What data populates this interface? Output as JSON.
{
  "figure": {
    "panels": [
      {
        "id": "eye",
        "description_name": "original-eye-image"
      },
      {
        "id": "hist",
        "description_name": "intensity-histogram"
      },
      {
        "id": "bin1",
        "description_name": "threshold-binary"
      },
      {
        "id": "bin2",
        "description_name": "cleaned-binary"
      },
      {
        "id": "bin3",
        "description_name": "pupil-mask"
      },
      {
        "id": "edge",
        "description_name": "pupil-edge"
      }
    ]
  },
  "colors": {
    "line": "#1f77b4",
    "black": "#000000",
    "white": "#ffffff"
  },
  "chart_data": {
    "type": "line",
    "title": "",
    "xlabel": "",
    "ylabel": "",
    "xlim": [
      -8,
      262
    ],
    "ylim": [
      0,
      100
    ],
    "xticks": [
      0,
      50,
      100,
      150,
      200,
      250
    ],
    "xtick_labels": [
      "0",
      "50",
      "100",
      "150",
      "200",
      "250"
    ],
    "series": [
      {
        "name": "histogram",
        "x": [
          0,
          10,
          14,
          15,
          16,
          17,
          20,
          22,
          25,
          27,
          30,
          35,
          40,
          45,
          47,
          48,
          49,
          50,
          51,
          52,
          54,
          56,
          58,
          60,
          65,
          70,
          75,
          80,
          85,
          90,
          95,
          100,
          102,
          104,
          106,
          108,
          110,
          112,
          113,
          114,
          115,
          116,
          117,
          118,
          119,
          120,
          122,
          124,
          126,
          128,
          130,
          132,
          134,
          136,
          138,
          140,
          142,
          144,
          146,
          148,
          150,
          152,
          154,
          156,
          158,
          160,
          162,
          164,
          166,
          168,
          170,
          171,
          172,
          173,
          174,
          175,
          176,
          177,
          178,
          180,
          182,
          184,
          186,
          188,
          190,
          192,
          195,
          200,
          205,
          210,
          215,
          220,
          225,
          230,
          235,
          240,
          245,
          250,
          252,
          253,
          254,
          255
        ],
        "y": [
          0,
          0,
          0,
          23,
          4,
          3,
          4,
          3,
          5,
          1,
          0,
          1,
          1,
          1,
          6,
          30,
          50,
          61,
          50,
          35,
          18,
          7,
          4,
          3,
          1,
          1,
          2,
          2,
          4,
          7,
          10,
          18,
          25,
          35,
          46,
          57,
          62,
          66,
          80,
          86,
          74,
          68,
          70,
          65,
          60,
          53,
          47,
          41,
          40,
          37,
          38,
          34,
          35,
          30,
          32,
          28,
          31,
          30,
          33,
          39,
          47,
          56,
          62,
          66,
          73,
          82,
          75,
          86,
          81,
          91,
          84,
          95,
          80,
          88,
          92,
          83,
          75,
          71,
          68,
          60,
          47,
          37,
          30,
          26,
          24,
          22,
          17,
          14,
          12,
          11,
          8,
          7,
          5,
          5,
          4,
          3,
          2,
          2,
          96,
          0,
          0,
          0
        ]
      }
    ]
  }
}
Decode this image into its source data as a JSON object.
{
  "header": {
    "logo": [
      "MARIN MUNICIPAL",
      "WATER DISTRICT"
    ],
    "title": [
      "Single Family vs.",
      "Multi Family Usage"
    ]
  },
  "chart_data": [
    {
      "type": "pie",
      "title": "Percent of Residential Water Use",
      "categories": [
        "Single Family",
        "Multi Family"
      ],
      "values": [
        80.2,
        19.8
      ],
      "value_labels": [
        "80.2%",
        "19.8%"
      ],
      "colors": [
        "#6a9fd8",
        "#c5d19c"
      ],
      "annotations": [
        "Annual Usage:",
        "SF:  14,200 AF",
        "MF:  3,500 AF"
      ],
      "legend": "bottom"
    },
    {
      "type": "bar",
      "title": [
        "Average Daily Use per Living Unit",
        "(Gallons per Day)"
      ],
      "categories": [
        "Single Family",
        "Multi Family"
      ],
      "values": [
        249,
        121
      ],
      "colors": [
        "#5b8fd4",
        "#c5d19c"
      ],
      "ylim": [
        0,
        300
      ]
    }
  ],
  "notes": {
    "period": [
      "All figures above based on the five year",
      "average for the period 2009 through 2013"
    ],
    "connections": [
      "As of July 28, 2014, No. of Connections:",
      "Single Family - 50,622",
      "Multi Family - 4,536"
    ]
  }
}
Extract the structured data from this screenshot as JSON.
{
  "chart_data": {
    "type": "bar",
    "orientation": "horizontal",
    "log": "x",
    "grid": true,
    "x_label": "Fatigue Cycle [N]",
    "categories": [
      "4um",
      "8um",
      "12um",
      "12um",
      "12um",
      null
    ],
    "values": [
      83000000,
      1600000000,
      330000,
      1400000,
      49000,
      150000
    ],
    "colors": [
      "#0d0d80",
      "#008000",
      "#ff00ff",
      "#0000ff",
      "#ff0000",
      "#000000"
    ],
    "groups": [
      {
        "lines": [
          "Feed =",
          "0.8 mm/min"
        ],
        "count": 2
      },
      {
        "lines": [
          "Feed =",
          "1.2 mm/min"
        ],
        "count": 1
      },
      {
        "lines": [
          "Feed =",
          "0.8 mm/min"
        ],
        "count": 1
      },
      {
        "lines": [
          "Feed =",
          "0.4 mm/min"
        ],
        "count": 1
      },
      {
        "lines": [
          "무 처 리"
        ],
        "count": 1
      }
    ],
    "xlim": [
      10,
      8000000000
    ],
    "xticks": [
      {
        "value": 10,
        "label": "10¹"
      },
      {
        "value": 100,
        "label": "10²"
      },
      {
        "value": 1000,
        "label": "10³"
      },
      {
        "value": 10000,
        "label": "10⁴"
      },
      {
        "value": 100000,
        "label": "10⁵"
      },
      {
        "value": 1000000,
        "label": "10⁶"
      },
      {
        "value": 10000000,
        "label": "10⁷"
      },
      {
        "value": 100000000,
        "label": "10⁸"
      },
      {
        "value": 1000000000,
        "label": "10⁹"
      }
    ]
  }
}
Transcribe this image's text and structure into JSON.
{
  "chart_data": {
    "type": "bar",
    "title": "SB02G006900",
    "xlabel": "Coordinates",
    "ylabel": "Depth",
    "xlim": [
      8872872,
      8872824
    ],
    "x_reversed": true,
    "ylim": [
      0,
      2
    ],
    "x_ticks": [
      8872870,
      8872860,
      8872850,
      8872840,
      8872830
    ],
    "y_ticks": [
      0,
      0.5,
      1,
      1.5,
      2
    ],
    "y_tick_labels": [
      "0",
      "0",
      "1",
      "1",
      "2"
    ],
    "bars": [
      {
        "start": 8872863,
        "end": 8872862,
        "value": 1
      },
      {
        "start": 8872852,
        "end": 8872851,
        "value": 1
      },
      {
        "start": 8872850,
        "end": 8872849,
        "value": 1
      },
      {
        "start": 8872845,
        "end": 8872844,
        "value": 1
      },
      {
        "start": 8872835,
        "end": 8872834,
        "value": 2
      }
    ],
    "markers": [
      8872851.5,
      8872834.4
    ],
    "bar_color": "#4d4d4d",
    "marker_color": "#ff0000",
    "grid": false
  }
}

• _OBJECTIVE_
Retype the records in full. Keep every line identical to the original.

• _SOLUTION TO THIS EXERCISE_
What data populates this interface? Output as JSON.
{
  "figure": {
    "panels": [
      {
        "id": "eye",
        "description_name": "original-eye-image"
      },
      {
        "id": "hist",
        "description_name": "intensity-histogram"
      },
      {
        "id": "bin1",
        "description_name": "threshold-binary"
      },
      {
        "id": "bin2",
        "description_name": "cleaned-binary"
      },
      {
        "id": "bin3",
        "description_name": "pupil-mask"
      },
      {
        "id": "edge",
        "description_name": "pupil-edge"
      }
    ]
  },
  "colors": {
    "line": "#1f77b4",
    "black": "#000000",
    "white": "#ffffff"
  },
  "chart_data": {
    "type": "line",
    "title": "",
    "xlabel": "",
    "ylabel": "",
    "xlim": [
      -8,
      262
    ],
    "ylim": [
      0,
      100
    ],
    "xticks": [
      0,
      50,
      100,
      150,
      200,
      250
    ],
    "xtick_labels": [
      "0",
      "50",
      "100",
      "150",
      "200",
      "250"
    ],
    "series": [
      {
        "name": "histogram",
        "x": [
          0,
          10,
          14,
          15,
          16,
          17,
          20,
          22,
          25,
          27,
          30,
          35,
          40,
          45,
          47,
          48,
          49,
          50,
          51,
          52,
          54,
          56,
          58,
          60,
          65,
          70,
          75,
          80,
          85,
          90,
          95,
          100,
          102,
          104,
          106,
          108,
          110,
          112,
          113,
          114,
          115,
          116,
          117,
          118,
          119,
          120,
          122,
          124,
          126,
          128,
          130,
          132,
          134,
          136,
          138,
          140,
          142,
          144,
          146,
          148,
          150,
          152,
          154,
          156,
          158,
          160,
          162,
          164,
          166,
          168,
          170,
          171,
          172,
          173,
          174,
          175,
          176,
          177,
          178,
          180,
          182,
          184,
          186,
          188,
          190,
          192,
          195,
          200,
          205,
          210,
          215,
          220,
          225,
          230,
          235,
          240,
          245,
          250,
          252,
          253,
          254,
          255
        ],
        "y": [
          0,
          0,
          0,
          23,
          4,
          3,
          4,
          3,
          5,
          1,
          0,
          1,
          1,
          1,
          6,
          30,
          50,
          61,
          50,
          35,
          18,
          7,
          4,
          3,
          1,
          1,
          2,
          2,
          4,
          7,
          10,
          18,
          25,
          35,
          46,
          57,
          62,
          66,
          80,
          86,
          74,
          68,
          70,
          65,
          60,
          53,
          47,
          41,
          40,
          37,
          38,
          34,
          35,
          30,
          32,
          28,
          31,
          30,
          33,
          39,
          47,
          56,
          62,
          66,
          73,
          82,
          75,
          86,
          81,
          91,
          84,
          95,
          80,
          88,
          92,
          83,
          75,
          71,
          68,
          60,
          47,
          37,
          30,
          26,
          24,
          22,
          17,
          14,
          12,
          11,
          8,
          7,
          5,
          5,
          4,
          3,
          2,
          2,
          96,
          0,
          0,
          0
        ]
      }
    ]
  }
}
Decode this image into its source data as a JSON object.
{
  "header": {
    "logo": [
      "MARIN MUNICIPAL",
      "WATER DISTRICT"
    ],
    "title": [
      "Single Family vs.",
      "Multi Family Usage"
    ]
  },
  "chart_data": [
    {
      "type": "pie",
      "title": "Percent of Residential Water Use",
      "categories": [
        "Single Family",
        "Multi Family"
      ],
      "values": [
        80.2,
        19.8
      ],
      "value_labels": [
        "80.2%",
        "19.8%"
      ],
      "colors": [
        "#6a9fd8",
        "#c5d19c"
      ],
      "annotations": [
        "Annual Usage:",
        "SF:  14,200 AF",
        "MF:  3,500 AF"
      ],
      "legend": "bottom"
    },
    {
      "type": "bar",
      "title": [
        "Average Daily Use per Living Unit",
        "(Gallons per Day)"
      ],
      "categories": [
        "Single Family",
        "Multi Family"
      ],
      "values": [
        249,
        121
      ],
      "colors": [
        "#5b8fd4",
        "#c5d19c"
      ],
      "ylim": [
        0,
        300
      ]
    }
  ],
  "notes": {
    "period": [
      "All figures above based on the five year",
      "average for the period 2009 through 2013"
    ],
    "connections": [
      "As of July 28, 2014, No. of Connections:",
      "Single Family - 50,622",
      "Multi Family - 4,536"
    ]
  }
}
Extract the structured data from this screenshot as JSON.
{
  "chart_data": {
    "type": "bar",
    "orientation": "horizontal",
    "log": "x",
    "grid": true,
    "x_label": "Fatigue Cycle [N]",
    "categories": [
      "4um",
      "8um",
      "12um",
      "12um",
      "12um",
      null
    ],
    "values": [
      83000000,
      1600000000,
      330000,
      1400000,
      49000,
      150000
    ],
    "colors": [
      "#0d0d80",
      "#008000",
      "#ff00ff",
      "#0000ff",
      "#ff0000",
      "#000000"
    ],
    "groups": [
      {
        "lines": [
          "Feed =",
          "0.8 mm/min"
        ],
        "count": 2
      },
      {
        "lines": [
          "Feed =",
          "1.2 mm/min"
        ],
        "count": 1
      },
      {
        "lines": [
          "Feed =",
          "0.8 mm/min"
        ],
        "count": 1
      },
      {
        "lines": [
          "Feed =",
          "0.4 mm/min"
        ],
        "count": 1
      },
      {
        "lines": [
          "무 처 리"
        ],
        "count": 1
      }
    ],
    "xlim": [
      10,
      8000000000
    ],
    "xticks": [
      {
        "value": 10,
        "label": "10¹"
      },
      {
        "value": 100,
        "label": "10²"
      },
      {
        "value": 1000,
        "label": "10³"
      },
      {
        "value": 10000,
        "label": "10⁴"
      },
      {
        "value": 100000,
        "label": "10⁵"
      },
      {
        "value": 1000000,
        "label": "10⁶"
      },
      {
        "value": 10000000,
        "label": "10⁷"
      },
      {
        "value": 100000000,
        "label": "10⁸"
      },
      {
        "value": 1000000000,
        "label": "10⁹"
      }
    ]
  }
}
Transcribe this image's text and structure into JSON.
{
  "chart_data": {
    "type": "bar",
    "title": "SB02G006900",
    "xlabel": "Coordinates",
    "ylabel": "Depth",
    "xlim": [
      8872872,
      8872824
    ],
    "x_reversed": true,
    "ylim": [
      0,
      2
    ],
    "x_ticks": [
      8872870,
      8872860,
      8872850,
      8872840,
      8872830
    ],
    "y_ticks": [
      0,
      0.5,
      1,
      1.5,
      2
    ],
    "y_tick_labels": [
      "0",
      "0",
      "1",
      "1",
      "2"
    ],
    "bars": [
      {
        "start": 8872863,
        "end": 8872862,
        "value": 1
      },
      {
        "start": 8872852,
        "end": 8872851,
        "value": 1
      },
      {
        "start": 8872850,
        "end": 8872849,
        "value": 1
      },
      {
        "start": 8872845,
        "end": 8872844,
        "value": 1
      },
      {
        "start": 8872835,
        "end": 8872834,
        "value": 2
      }
    ],
    "markers": [
      8872851.5,
      8872834.4
    ],
    "bar_color": "#4d4d4d",
    "marker_color": "#ff0000",
    "grid": false
  }
}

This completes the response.